[TASK DESCRIPTION] Would you set down every entry shown below, precisely as written?

[THE DATA]
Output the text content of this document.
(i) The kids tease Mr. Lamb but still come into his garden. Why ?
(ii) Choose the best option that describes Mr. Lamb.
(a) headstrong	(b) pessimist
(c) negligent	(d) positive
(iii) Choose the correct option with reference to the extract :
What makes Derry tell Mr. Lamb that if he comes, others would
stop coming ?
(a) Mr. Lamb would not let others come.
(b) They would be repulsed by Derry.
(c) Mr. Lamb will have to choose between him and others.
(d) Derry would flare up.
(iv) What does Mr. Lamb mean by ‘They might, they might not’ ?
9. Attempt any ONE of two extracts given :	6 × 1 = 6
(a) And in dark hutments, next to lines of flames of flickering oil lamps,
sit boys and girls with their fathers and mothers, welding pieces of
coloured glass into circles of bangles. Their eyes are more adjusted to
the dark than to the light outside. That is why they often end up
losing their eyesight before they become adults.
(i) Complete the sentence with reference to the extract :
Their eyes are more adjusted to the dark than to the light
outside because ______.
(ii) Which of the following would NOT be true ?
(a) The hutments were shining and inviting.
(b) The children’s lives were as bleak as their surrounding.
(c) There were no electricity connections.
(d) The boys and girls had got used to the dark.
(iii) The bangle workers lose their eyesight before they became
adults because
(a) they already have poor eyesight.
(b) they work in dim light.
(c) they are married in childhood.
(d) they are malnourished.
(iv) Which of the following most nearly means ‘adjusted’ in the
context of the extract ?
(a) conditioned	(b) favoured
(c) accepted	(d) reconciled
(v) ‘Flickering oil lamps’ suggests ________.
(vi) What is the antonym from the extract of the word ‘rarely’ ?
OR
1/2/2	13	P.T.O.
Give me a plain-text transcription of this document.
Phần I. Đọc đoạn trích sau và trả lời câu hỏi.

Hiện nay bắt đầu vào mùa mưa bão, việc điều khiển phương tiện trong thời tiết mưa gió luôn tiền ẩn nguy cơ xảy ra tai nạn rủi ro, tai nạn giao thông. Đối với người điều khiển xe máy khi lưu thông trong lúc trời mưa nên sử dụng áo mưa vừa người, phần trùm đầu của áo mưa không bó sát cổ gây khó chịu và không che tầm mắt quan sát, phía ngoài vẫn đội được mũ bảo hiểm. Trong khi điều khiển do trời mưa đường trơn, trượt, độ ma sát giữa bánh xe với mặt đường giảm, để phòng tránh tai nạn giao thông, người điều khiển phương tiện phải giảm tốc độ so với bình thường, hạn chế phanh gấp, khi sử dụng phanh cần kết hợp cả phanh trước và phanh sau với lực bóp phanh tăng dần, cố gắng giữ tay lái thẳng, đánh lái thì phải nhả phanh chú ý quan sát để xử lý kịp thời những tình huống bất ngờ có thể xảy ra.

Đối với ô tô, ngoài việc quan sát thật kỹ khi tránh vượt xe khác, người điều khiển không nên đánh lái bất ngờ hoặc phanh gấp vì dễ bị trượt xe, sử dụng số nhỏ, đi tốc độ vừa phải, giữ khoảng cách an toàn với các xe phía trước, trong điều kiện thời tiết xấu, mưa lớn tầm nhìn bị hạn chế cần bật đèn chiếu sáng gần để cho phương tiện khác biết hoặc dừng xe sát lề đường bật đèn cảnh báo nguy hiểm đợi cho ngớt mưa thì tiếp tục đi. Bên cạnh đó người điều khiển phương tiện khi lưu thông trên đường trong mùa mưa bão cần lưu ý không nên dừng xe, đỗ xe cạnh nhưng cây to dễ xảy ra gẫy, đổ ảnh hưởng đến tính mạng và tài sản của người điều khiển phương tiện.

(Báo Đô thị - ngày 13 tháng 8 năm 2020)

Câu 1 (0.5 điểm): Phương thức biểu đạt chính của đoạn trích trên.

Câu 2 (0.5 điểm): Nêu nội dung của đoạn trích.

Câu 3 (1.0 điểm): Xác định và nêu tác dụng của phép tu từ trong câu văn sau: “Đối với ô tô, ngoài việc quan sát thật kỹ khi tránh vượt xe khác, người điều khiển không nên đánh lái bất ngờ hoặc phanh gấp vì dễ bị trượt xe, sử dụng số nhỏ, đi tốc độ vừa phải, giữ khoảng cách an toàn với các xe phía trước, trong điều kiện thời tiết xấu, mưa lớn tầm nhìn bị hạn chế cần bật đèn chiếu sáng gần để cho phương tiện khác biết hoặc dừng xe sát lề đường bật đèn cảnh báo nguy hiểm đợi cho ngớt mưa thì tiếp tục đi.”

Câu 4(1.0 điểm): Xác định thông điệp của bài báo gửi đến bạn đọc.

[THE REPLY]
Output the text content of this document.
(i) The kids tease Mr. Lamb but still come into his garden. Why ?
(ii) Choose the best option that describes Mr. Lamb.
(a) headstrong	(b) pessimist
(c) negligent	(d) positive
(iii) Choose the correct option with reference to the extract :
What makes Derry tell Mr. Lamb that if he comes, others would
stop coming ?
(a) Mr. Lamb would not let others come.
(b) They would be repulsed by Derry.
(c) Mr. Lamb will have to choose between him and others.
(d) Derry would flare up.
(iv) What does Mr. Lamb mean by ‘They might, they might not’ ?
9. Attempt any ONE of two extracts given :	6 × 1 = 6
(a) And in dark hutments, next to lines of flames of flickering oil lamps,
sit boys and girls with their fathers and mothers, welding pieces of
coloured glass into circles of bangles. Their eyes are more adjusted to
the dark than to the light outside. That is why they often end up
losing their eyesight before they become adults.
(i) Complete the sentence with reference to the extract :
Their eyes are more adjusted to the dark than to the light
outside because ______.
(ii) Which of the following would NOT be true ?
(a) The hutments were shining and inviting.
(b) The children’s lives were as bleak as their surrounding.
(c) There were no electricity connections.
(d) The boys and girls had got used to the dark.
(iii) The bangle workers lose their eyesight before they became
adults because
(a) they already have poor eyesight.
(b) they work in dim light.
(c) they are married in childhood.
(d) they are malnourished.
(iv) Which of the following most nearly means ‘adjusted’ in the
context of the extract ?
(a) conditioned	(b) favoured
(c) accepted	(d) reconciled
(v) ‘Flickering oil lamps’ suggests ________.
(vi) What is the antonym from the extract of the word ‘rarely’ ?
OR
1/2/2	13	P.T.O.
Give me a plain-text transcription of this document.
Phần I. Đọc đoạn trích sau và trả lời câu hỏi.

Hiện nay bắt đầu vào mùa mưa bão, việc điều khiển phương tiện trong thời tiết mưa gió luôn tiền ẩn nguy cơ xảy ra tai nạn rủi ro, tai nạn giao thông. Đối với người điều khiển xe máy khi lưu thông trong lúc trời mưa nên sử dụng áo mưa vừa người, phần trùm đầu của áo mưa không bó sát cổ gây khó chịu và không che tầm mắt quan sát, phía ngoài vẫn đội được mũ bảo hiểm. Trong khi điều khiển do trời mưa đường trơn, trượt, độ ma sát giữa bánh xe với mặt đường giảm, để phòng tránh tai nạn giao thông, người điều khiển phương tiện phải giảm tốc độ so với bình thường, hạn chế phanh gấp, khi sử dụng phanh cần kết hợp cả phanh trước và phanh sau với lực bóp phanh tăng dần, cố gắng giữ tay lái thẳng, đánh lái thì phải nhả phanh chú ý quan sát để xử lý kịp thời những tình huống bất ngờ có thể xảy ra.

Đối với ô tô, ngoài việc quan sát thật kỹ khi tránh vượt xe khác, người điều khiển không nên đánh lái bất ngờ hoặc phanh gấp vì dễ bị trượt xe, sử dụng số nhỏ, đi tốc độ vừa phải, giữ khoảng cách an toàn với các xe phía trước, trong điều kiện thời tiết xấu, mưa lớn tầm nhìn bị hạn chế cần bật đèn chiếu sáng gần để cho phương tiện khác biết hoặc dừng xe sát lề đường bật đèn cảnh báo nguy hiểm đợi cho ngớt mưa thì tiếp tục đi. Bên cạnh đó người điều khiển phương tiện khi lưu thông trên đường trong mùa mưa bão cần lưu ý không nên dừng xe, đỗ xe cạnh nhưng cây to dễ xảy ra gẫy, đổ ảnh hưởng đến tính mạng và tài sản của người điều khiển phương tiện.

(Báo Đô thị - ngày 13 tháng 8 năm 2020)

Câu 1 (0.5 điểm): Phương thức biểu đạt chính của đoạn trích trên.

Câu 2 (0.5 điểm): Nêu nội dung của đoạn trích.

Câu 3 (1.0 điểm): Xác định và nêu tác dụng của phép tu từ trong câu văn sau: “Đối với ô tô, ngoài việc quan sát thật kỹ khi tránh vượt xe khác, người điều khiển không nên đánh lái bất ngờ hoặc phanh gấp vì dễ bị trượt xe, sử dụng số nhỏ, đi tốc độ vừa phải, giữ khoảng cách an toàn với các xe phía trước, trong điều kiện thời tiết xấu, mưa lớn tầm nhìn bị hạn chế cần bật đèn chiếu sáng gần để cho phương tiện khác biết hoặc dừng xe sát lề đường bật đèn cảnh báo nguy hiểm đợi cho ngớt mưa thì tiếp tục đi.”

Câu 4(1.0 điểm): Xác định thông điệp của bài báo gửi đến bạn đọc.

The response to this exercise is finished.